Retype the material below. Keep every word exactly as it is.

Dataset entries –
========================================================================

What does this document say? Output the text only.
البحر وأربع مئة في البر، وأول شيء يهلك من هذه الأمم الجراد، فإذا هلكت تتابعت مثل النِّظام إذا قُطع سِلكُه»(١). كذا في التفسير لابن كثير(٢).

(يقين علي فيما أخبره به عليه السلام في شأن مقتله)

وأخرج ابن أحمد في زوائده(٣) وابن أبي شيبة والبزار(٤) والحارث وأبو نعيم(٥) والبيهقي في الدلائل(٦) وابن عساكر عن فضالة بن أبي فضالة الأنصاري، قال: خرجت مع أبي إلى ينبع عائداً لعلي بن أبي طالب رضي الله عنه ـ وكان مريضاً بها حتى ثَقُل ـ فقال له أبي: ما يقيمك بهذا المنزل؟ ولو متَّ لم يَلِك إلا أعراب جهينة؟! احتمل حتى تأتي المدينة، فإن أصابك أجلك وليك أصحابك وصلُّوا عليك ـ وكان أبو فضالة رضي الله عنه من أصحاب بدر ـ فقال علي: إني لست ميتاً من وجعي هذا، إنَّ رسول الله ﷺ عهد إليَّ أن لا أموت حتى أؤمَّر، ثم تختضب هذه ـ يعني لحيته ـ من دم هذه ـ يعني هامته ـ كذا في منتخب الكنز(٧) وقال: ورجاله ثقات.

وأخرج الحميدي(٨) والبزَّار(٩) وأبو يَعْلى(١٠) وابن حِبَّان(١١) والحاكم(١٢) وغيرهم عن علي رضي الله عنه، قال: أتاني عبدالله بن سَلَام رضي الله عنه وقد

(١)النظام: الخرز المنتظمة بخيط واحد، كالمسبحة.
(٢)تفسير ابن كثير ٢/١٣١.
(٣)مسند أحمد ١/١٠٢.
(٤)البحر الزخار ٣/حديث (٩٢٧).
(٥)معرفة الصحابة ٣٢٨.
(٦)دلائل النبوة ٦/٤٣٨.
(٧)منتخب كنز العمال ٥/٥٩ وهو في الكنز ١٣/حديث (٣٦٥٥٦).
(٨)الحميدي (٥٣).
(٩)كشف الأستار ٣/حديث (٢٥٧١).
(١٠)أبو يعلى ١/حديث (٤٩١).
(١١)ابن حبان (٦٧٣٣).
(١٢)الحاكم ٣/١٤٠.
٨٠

========================================================================

RESPONSE TO THE TASK –
What does this document say? Output the text only.
البحر وأربع مئة في البر، وأول شيء يهلك من هذه الأمم الجراد، فإذا هلكت تتابعت مثل النِّظام إذا قُطع سِلكُه»(١). كذا في التفسير لابن كثير(٢).

(يقين علي فيما أخبره به عليه السلام في شأن مقتله)

وأخرج ابن أحمد في زوائده(٣) وابن أبي شيبة والبزار(٤) والحارث وأبو نعيم(٥) والبيهقي في الدلائل(٦) وابن عساكر عن فضالة بن أبي فضالة الأنصاري، قال: خرجت مع أبي إلى ينبع عائداً لعلي بن أبي طالب رضي الله عنه ـ وكان مريضاً بها حتى ثَقُل ـ فقال له أبي: ما يقيمك بهذا المنزل؟ ولو متَّ لم يَلِك إلا أعراب جهينة؟! احتمل حتى تأتي المدينة، فإن أصابك أجلك وليك أصحابك وصلُّوا عليك ـ وكان أبو فضالة رضي الله عنه من أصحاب بدر ـ فقال علي: إني لست ميتاً من وجعي هذا، إنَّ رسول الله ﷺ عهد إليَّ أن لا أموت حتى أؤمَّر، ثم تختضب هذه ـ يعني لحيته ـ من دم هذه ـ يعني هامته ـ كذا في منتخب الكنز(٧) وقال: ورجاله ثقات.

وأخرج الحميدي(٨) والبزَّار(٩) وأبو يَعْلى(١٠) وابن حِبَّان(١١) والحاكم(١٢) وغيرهم عن علي رضي الله عنه، قال: أتاني عبدالله بن سَلَام رضي الله عنه وقد

(١)النظام: الخرز المنتظمة بخيط واحد، كالمسبحة.
(٢)تفسير ابن كثير ٢/١٣١.
(٣)مسند أحمد ١/١٠٢.
(٤)البحر الزخار ٣/حديث (٩٢٧).
(٥)معرفة الصحابة ٣٢٨.
(٦)دلائل النبوة ٦/٤٣٨.
(٧)منتخب كنز العمال ٥/٥٩ وهو في الكنز ١٣/حديث (٣٦٥٥٦).
(٨)الحميدي (٥٣).
(٩)كشف الأستار ٣/حديث (٢٥٧١).
(١٠)أبو يعلى ١/حديث (٤٩١).
(١١)ابن حبان (٦٧٣٣).
(١٢)الحاكم ٣/١٤٠.
٨٠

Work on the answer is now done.